**Task goal**
Quote every line of the data below as it stands, omitting pictures.
-------- Dataset records
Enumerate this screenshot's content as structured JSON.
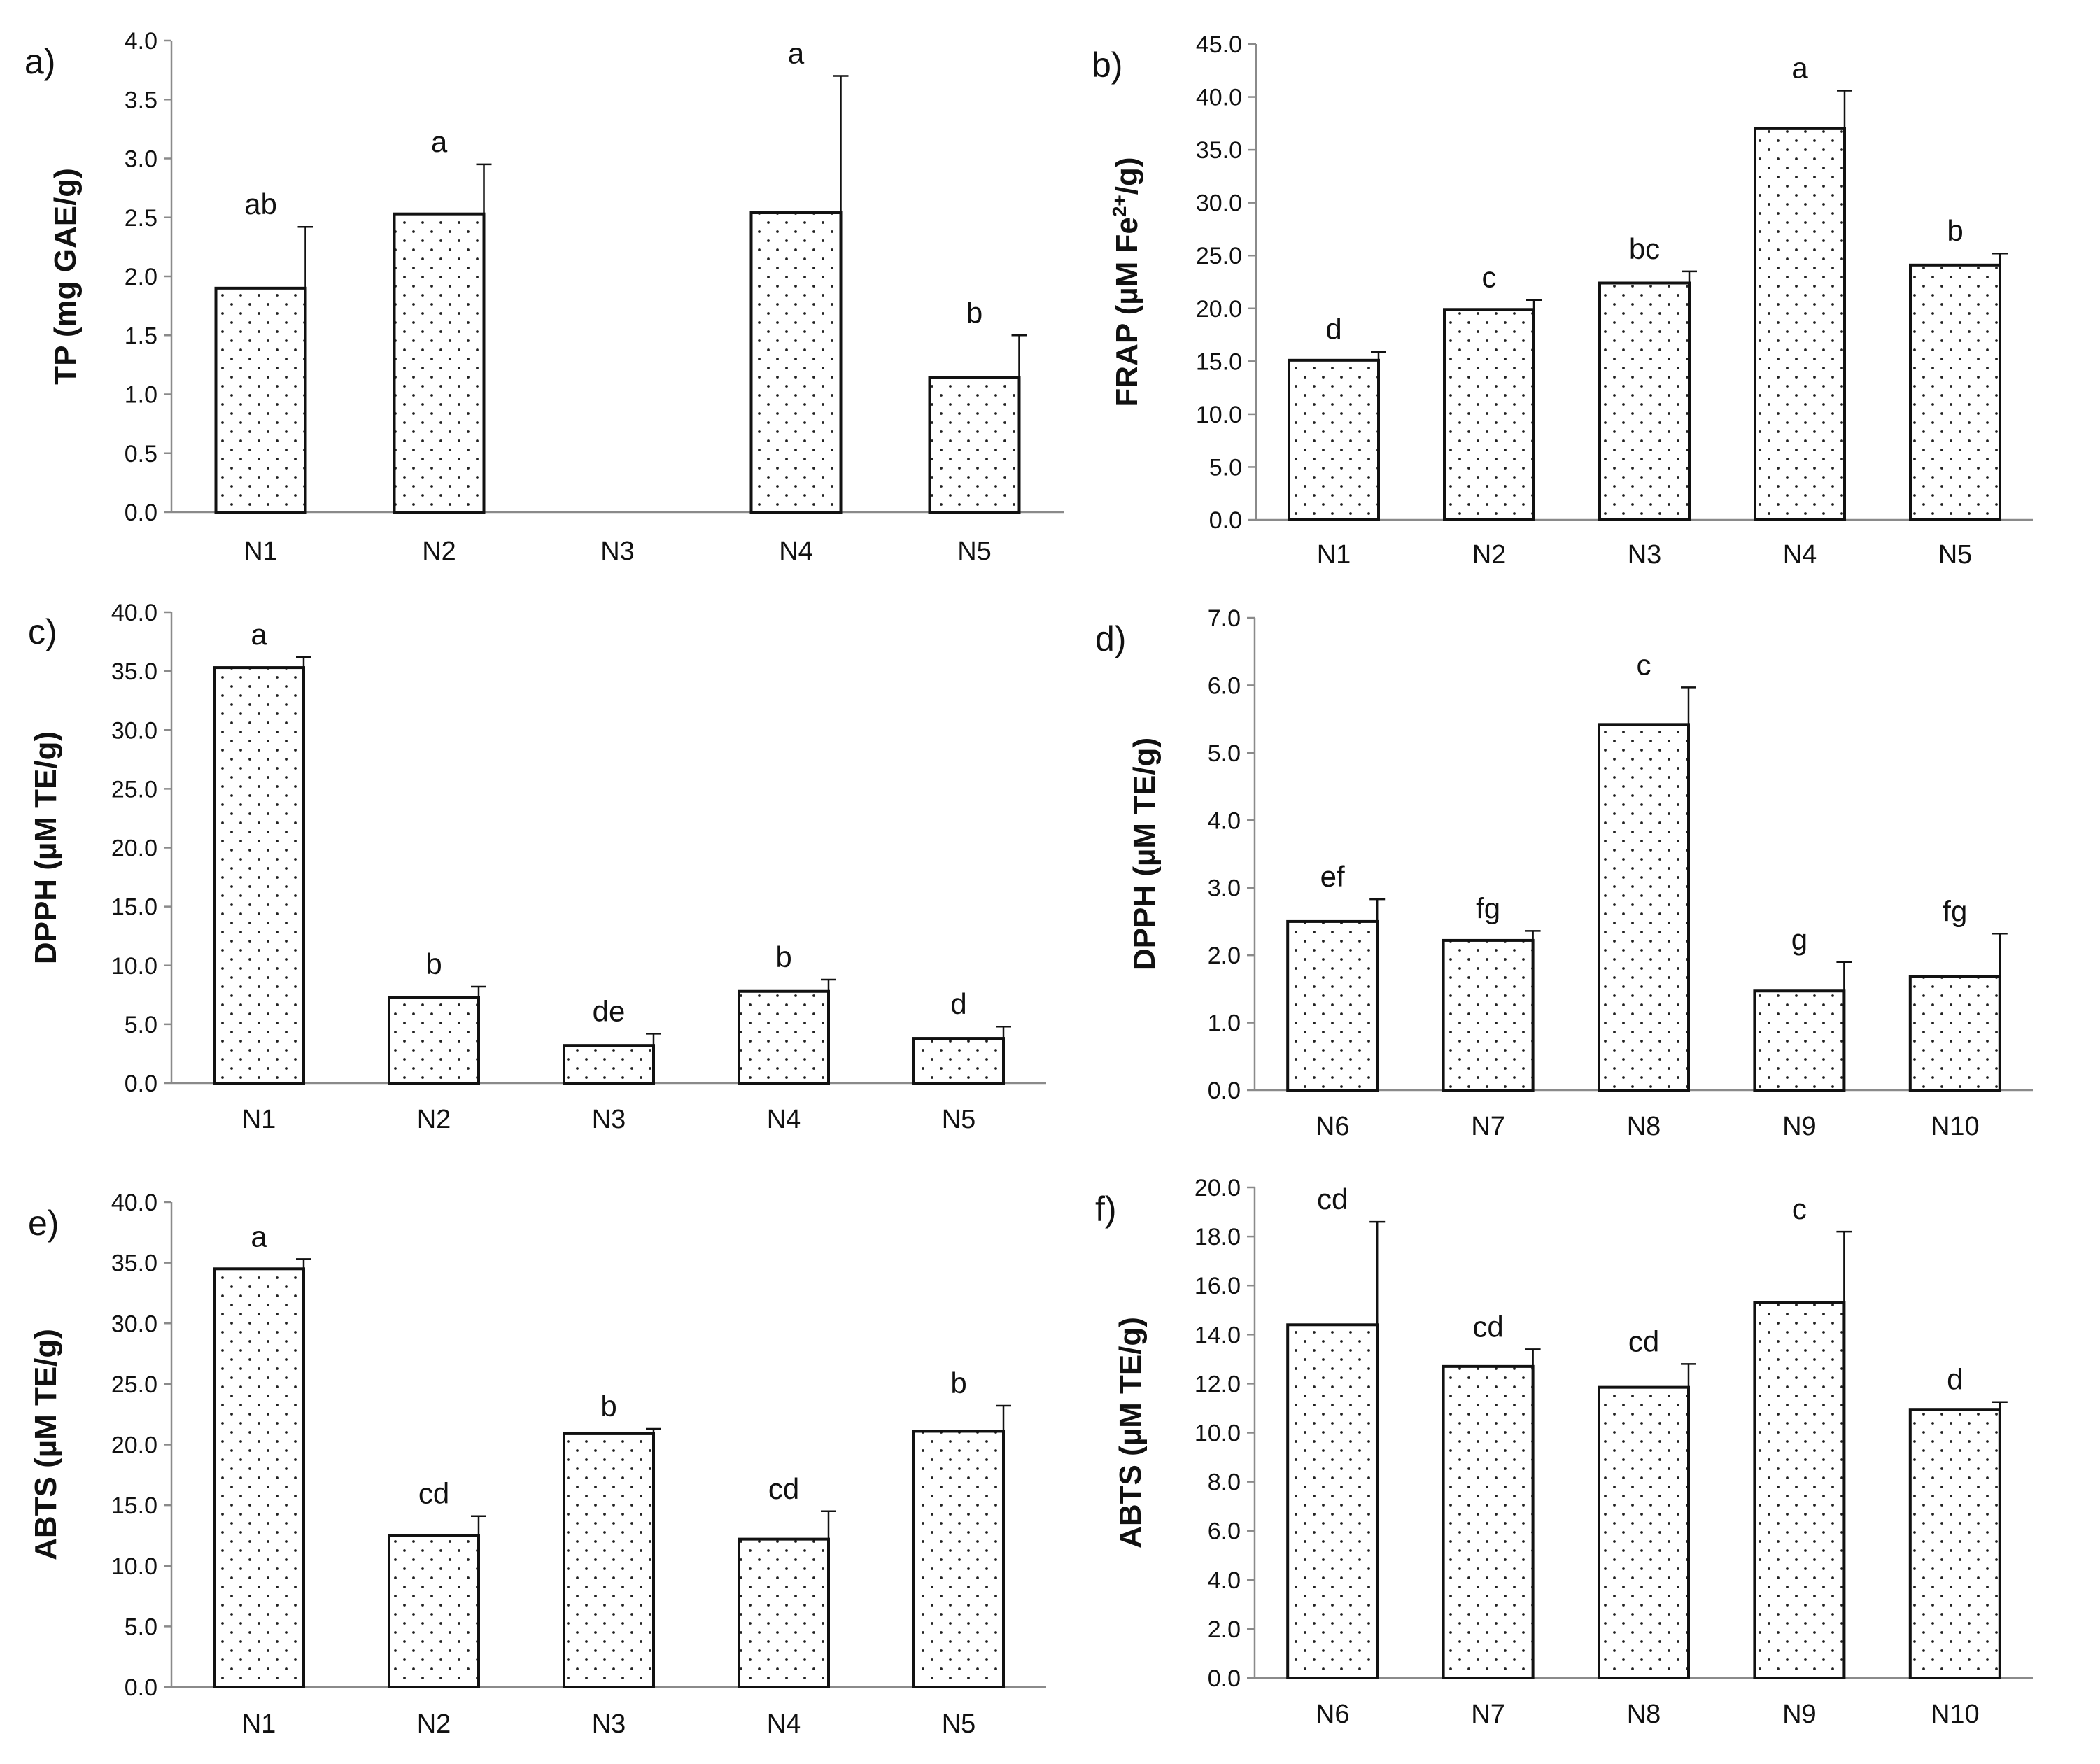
{
  "chart_data": [
    {
      "type": "bar",
      "panel_label": "a)",
      "ylabel": "TP (mg GAE/g)",
      "ylabel_sup": "",
      "ylabel_tail": "",
      "categories": [
        "N1",
        "N2",
        "N3",
        "N4",
        "N5"
      ],
      "values": [
        1.9,
        2.53,
        null,
        2.54,
        1.14
      ],
      "errors": [
        0.52,
        0.42,
        null,
        1.16,
        0.36
      ],
      "letters": [
        "ab",
        "a",
        "",
        "a",
        "b"
      ],
      "ylim": [
        0,
        4.0
      ],
      "ticks": [
        "0.0",
        "0.5",
        "1.0",
        "1.5",
        "2.0",
        "2.5",
        "3.0",
        "3.5",
        "4.0"
      ]
    },
    {
      "type": "bar",
      "panel_label": "b)",
      "ylabel": "FRAP (µM Fe",
      "ylabel_sup": "2+",
      "ylabel_tail": "/g)",
      "categories": [
        "N1",
        "N2",
        "N3",
        "N4",
        "N5"
      ],
      "values": [
        15.1,
        19.9,
        22.4,
        37.0,
        24.1
      ],
      "errors": [
        0.8,
        0.9,
        1.1,
        3.6,
        1.1
      ],
      "letters": [
        "d",
        "c",
        "bc",
        "a",
        "b"
      ],
      "ylim": [
        0,
        45.0
      ],
      "ticks": [
        "0.0",
        "5.0",
        "10.0",
        "15.0",
        "20.0",
        "25.0",
        "30.0",
        "35.0",
        "40.0",
        "45.0"
      ]
    },
    {
      "type": "bar",
      "panel_label": "c)",
      "ylabel": "DPPH (µM TE/g)",
      "ylabel_sup": "",
      "ylabel_tail": "",
      "categories": [
        "N1",
        "N2",
        "N3",
        "N4",
        "N5"
      ],
      "values": [
        35.3,
        7.3,
        3.2,
        7.8,
        3.8
      ],
      "errors": [
        0.9,
        0.9,
        1.0,
        1.0,
        1.0
      ],
      "letters": [
        "a",
        "b",
        "de",
        "b",
        "d"
      ],
      "ylim": [
        0,
        40.0
      ],
      "ticks": [
        "0.0",
        "5.0",
        "10.0",
        "15.0",
        "20.0",
        "25.0",
        "30.0",
        "35.0",
        "40.0"
      ]
    },
    {
      "type": "bar",
      "panel_label": "d)",
      "ylabel": "DPPH (µM TE/g)",
      "ylabel_sup": "",
      "ylabel_tail": "",
      "categories": [
        "N6",
        "N7",
        "N8",
        "N9",
        "N10"
      ],
      "values": [
        2.5,
        2.22,
        5.42,
        1.47,
        1.69
      ],
      "errors": [
        0.33,
        0.14,
        0.55,
        0.43,
        0.63
      ],
      "letters": [
        "ef",
        "fg",
        "c",
        "g",
        "fg"
      ],
      "ylim": [
        0,
        7.0
      ],
      "ticks": [
        "0.0",
        "1.0",
        "2.0",
        "3.0",
        "4.0",
        "5.0",
        "6.0",
        "7.0"
      ]
    },
    {
      "type": "bar",
      "panel_label": "e)",
      "ylabel": "ABTS (µM TE/g)",
      "ylabel_sup": "",
      "ylabel_tail": "",
      "categories": [
        "N1",
        "N2",
        "N3",
        "N4",
        "N5"
      ],
      "values": [
        34.5,
        12.5,
        20.9,
        12.2,
        21.1
      ],
      "errors": [
        0.8,
        1.6,
        0.4,
        2.3,
        2.1
      ],
      "letters": [
        "a",
        "cd",
        "b",
        "cd",
        "b"
      ],
      "ylim": [
        0,
        40.0
      ],
      "ticks": [
        "0.0",
        "5.0",
        "10.0",
        "15.0",
        "20.0",
        "25.0",
        "30.0",
        "35.0",
        "40.0"
      ]
    },
    {
      "type": "bar",
      "panel_label": "f)",
      "ylabel": "ABTS (µM TE/g)",
      "ylabel_sup": "",
      "ylabel_tail": "",
      "categories": [
        "N6",
        "N7",
        "N8",
        "N9",
        "N10"
      ],
      "values": [
        14.4,
        12.7,
        11.85,
        15.3,
        10.95
      ],
      "errors": [
        4.2,
        0.7,
        0.95,
        2.9,
        0.3
      ],
      "letters": [
        "cd",
        "cd",
        "cd",
        "c",
        "d"
      ],
      "ylim": [
        0,
        20.0
      ],
      "ticks": [
        "0.0",
        "2.0",
        "4.0",
        "6.0",
        "8.0",
        "10.0",
        "12.0",
        "14.0",
        "16.0",
        "18.0",
        "20.0"
      ]
    }
  ]
}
----------------
**Worked solution**
Enumerate this screenshot's content as structured JSON.
{
  "chart_data": [
    {
      "type": "bar",
      "panel_label": "a)",
      "ylabel": "TP (mg GAE/g)",
      "ylabel_sup": "",
      "ylabel_tail": "",
      "categories": [
        "N1",
        "N2",
        "N3",
        "N4",
        "N5"
      ],
      "values": [
        1.9,
        2.53,
        null,
        2.54,
        1.14
      ],
      "errors": [
        0.52,
        0.42,
        null,
        1.16,
        0.36
      ],
      "letters": [
        "ab",
        "a",
        "",
        "a",
        "b"
      ],
      "ylim": [
        0,
        4.0
      ],
      "ticks": [
        "0.0",
        "0.5",
        "1.0",
        "1.5",
        "2.0",
        "2.5",
        "3.0",
        "3.5",
        "4.0"
      ]
    },
    {
      "type": "bar",
      "panel_label": "b)",
      "ylabel": "FRAP (µM Fe",
      "ylabel_sup": "2+",
      "ylabel_tail": "/g)",
      "categories": [
        "N1",
        "N2",
        "N3",
        "N4",
        "N5"
      ],
      "values": [
        15.1,
        19.9,
        22.4,
        37.0,
        24.1
      ],
      "errors": [
        0.8,
        0.9,
        1.1,
        3.6,
        1.1
      ],
      "letters": [
        "d",
        "c",
        "bc",
        "a",
        "b"
      ],
      "ylim": [
        0,
        45.0
      ],
      "ticks": [
        "0.0",
        "5.0",
        "10.0",
        "15.0",
        "20.0",
        "25.0",
        "30.0",
        "35.0",
        "40.0",
        "45.0"
      ]
    },
    {
      "type": "bar",
      "panel_label": "c)",
      "ylabel": "DPPH (µM TE/g)",
      "ylabel_sup": "",
      "ylabel_tail": "",
      "categories": [
        "N1",
        "N2",
        "N3",
        "N4",
        "N5"
      ],
      "values": [
        35.3,
        7.3,
        3.2,
        7.8,
        3.8
      ],
      "errors": [
        0.9,
        0.9,
        1.0,
        1.0,
        1.0
      ],
      "letters": [
        "a",
        "b",
        "de",
        "b",
        "d"
      ],
      "ylim": [
        0,
        40.0
      ],
      "ticks": [
        "0.0",
        "5.0",
        "10.0",
        "15.0",
        "20.0",
        "25.0",
        "30.0",
        "35.0",
        "40.0"
      ]
    },
    {
      "type": "bar",
      "panel_label": "d)",
      "ylabel": "DPPH (µM TE/g)",
      "ylabel_sup": "",
      "ylabel_tail": "",
      "categories": [
        "N6",
        "N7",
        "N8",
        "N9",
        "N10"
      ],
      "values": [
        2.5,
        2.22,
        5.42,
        1.47,
        1.69
      ],
      "errors": [
        0.33,
        0.14,
        0.55,
        0.43,
        0.63
      ],
      "letters": [
        "ef",
        "fg",
        "c",
        "g",
        "fg"
      ],
      "ylim": [
        0,
        7.0
      ],
      "ticks": [
        "0.0",
        "1.0",
        "2.0",
        "3.0",
        "4.0",
        "5.0",
        "6.0",
        "7.0"
      ]
    },
    {
      "type": "bar",
      "panel_label": "e)",
      "ylabel": "ABTS (µM TE/g)",
      "ylabel_sup": "",
      "ylabel_tail": "",
      "categories": [
        "N1",
        "N2",
        "N3",
        "N4",
        "N5"
      ],
      "values": [
        34.5,
        12.5,
        20.9,
        12.2,
        21.1
      ],
      "errors": [
        0.8,
        1.6,
        0.4,
        2.3,
        2.1
      ],
      "letters": [
        "a",
        "cd",
        "b",
        "cd",
        "b"
      ],
      "ylim": [
        0,
        40.0
      ],
      "ticks": [
        "0.0",
        "5.0",
        "10.0",
        "15.0",
        "20.0",
        "25.0",
        "30.0",
        "35.0",
        "40.0"
      ]
    },
    {
      "type": "bar",
      "panel_label": "f)",
      "ylabel": "ABTS (µM TE/g)",
      "ylabel_sup": "",
      "ylabel_tail": "",
      "categories": [
        "N6",
        "N7",
        "N8",
        "N9",
        "N10"
      ],
      "values": [
        14.4,
        12.7,
        11.85,
        15.3,
        10.95
      ],
      "errors": [
        4.2,
        0.7,
        0.95,
        2.9,
        0.3
      ],
      "letters": [
        "cd",
        "cd",
        "cd",
        "c",
        "d"
      ],
      "ylim": [
        0,
        20.0
      ],
      "ticks": [
        "0.0",
        "2.0",
        "4.0",
        "6.0",
        "8.0",
        "10.0",
        "12.0",
        "14.0",
        "16.0",
        "18.0",
        "20.0"
      ]
    }
  ]
}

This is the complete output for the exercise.